EXERCISE GOAL
Copy every line of the records below that holds the word "this".
## START EXTRACTED RECORDS
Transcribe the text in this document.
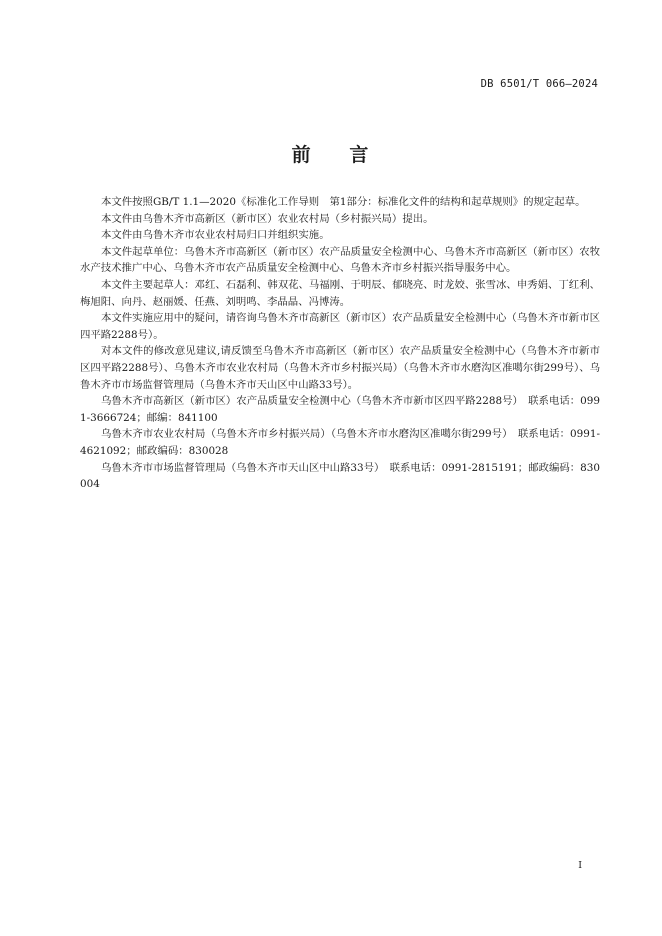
DB 6501/T 066—2024
前 言

本文件按照GB/T 1.1—2020《标准化工作导则　第1部分：标准化文件的结构和起草规则》的规定起草。

本文件由乌鲁木齐市高新区（新市区）农业农村局（乡村振兴局）提出。

本文件由乌鲁木齐市农业农村局归口并组织实施。

本文件起草单位：乌鲁木齐市高新区（新市区）农产品质量安全检测中心、乌鲁木齐市高新区（新市区）农牧水产技术推广中心、乌鲁木齐市农产品质量安全检测中心、乌鲁木齐市乡村振兴指导服务中心。

本文件主要起草人：邓红、石磊利、韩双花、马福刚、于明辰、郁晓亮、时龙姣、张雪冰、申秀娟、丁红利、梅旭阳、向丹、赵丽媛、任燕、刘明鸣、李晶晶、冯博涛。

本文件实施应用中的疑问，请咨询乌鲁木齐市高新区（新市区）农产品质量安全检测中心（乌鲁木齐市新市区四平路2288号）。

对本文件的修改意见建议,请反馈至乌鲁木齐市高新区（新市区）农产品质量安全检测中心（乌鲁木齐市新市区四平路2288号）、乌鲁木齐市农业农村局（乌鲁木齐市乡村振兴局）（乌鲁木齐市水磨沟区准噶尔街299号）、乌鲁木齐市市场监督管理局（乌鲁木齐市天山区中山路33号）。

乌鲁木齐市高新区（新市区）农产品质量安全检测中心（乌鲁木齐市新市区四平路2288号）　联系电话：0991-3666724；邮编：841100

乌鲁木齐市农业农村局（乌鲁木齐市乡村振兴局）（乌鲁木齐市水磨沟区准噶尔街299号）　联系电话：0991-4621092；邮政编码：830028

乌鲁木齐市市场监督管理局（乌鲁木齐市天山区中山路33号）　联系电话：0991-2815191；邮政编码：830004

I
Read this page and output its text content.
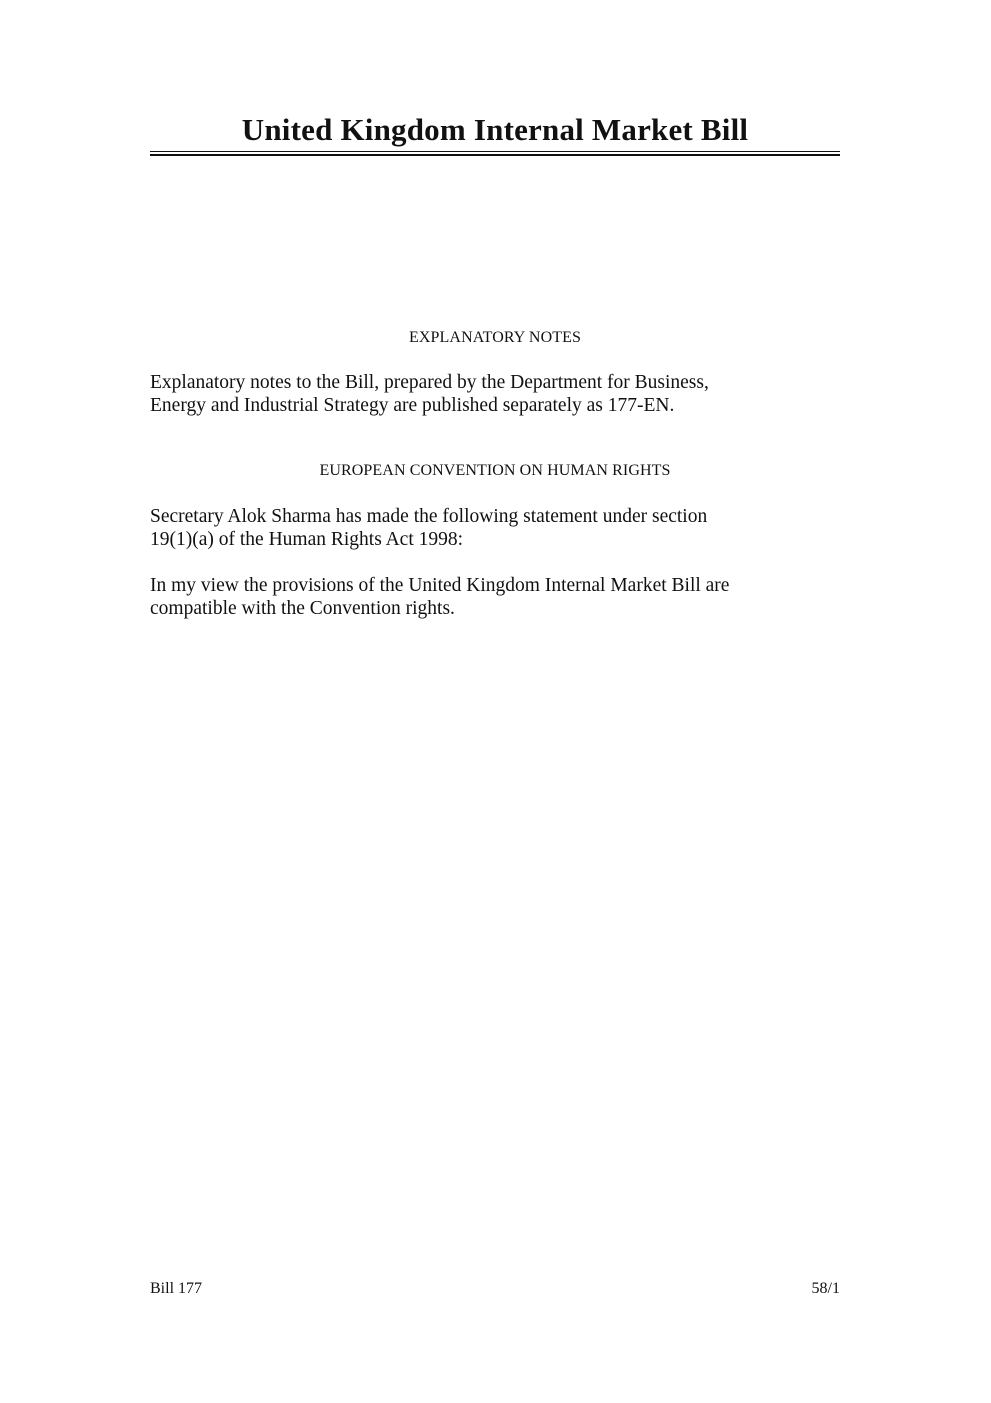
United Kingdom Internal Market Bill
EXPLANATORY NOTES

Explanatory notes to the Bill, prepared by the Department for Business,
Energy and Industrial Strategy are published separately as 177-EN.

EUROPEAN CONVENTION ON HUMAN RIGHTS

Secretary Alok Sharma has made the following statement under section
19(1)(a) of the Human Rights Act 1998:

In my view the provisions of the United Kingdom Internal Market Bill are
compatible with the Convention rights.

Bill 177	58/1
## END EXTRACTED RECORDS
EXPECTED OUTPUT
Transcribe the text in this document.
Read this page and output its text content.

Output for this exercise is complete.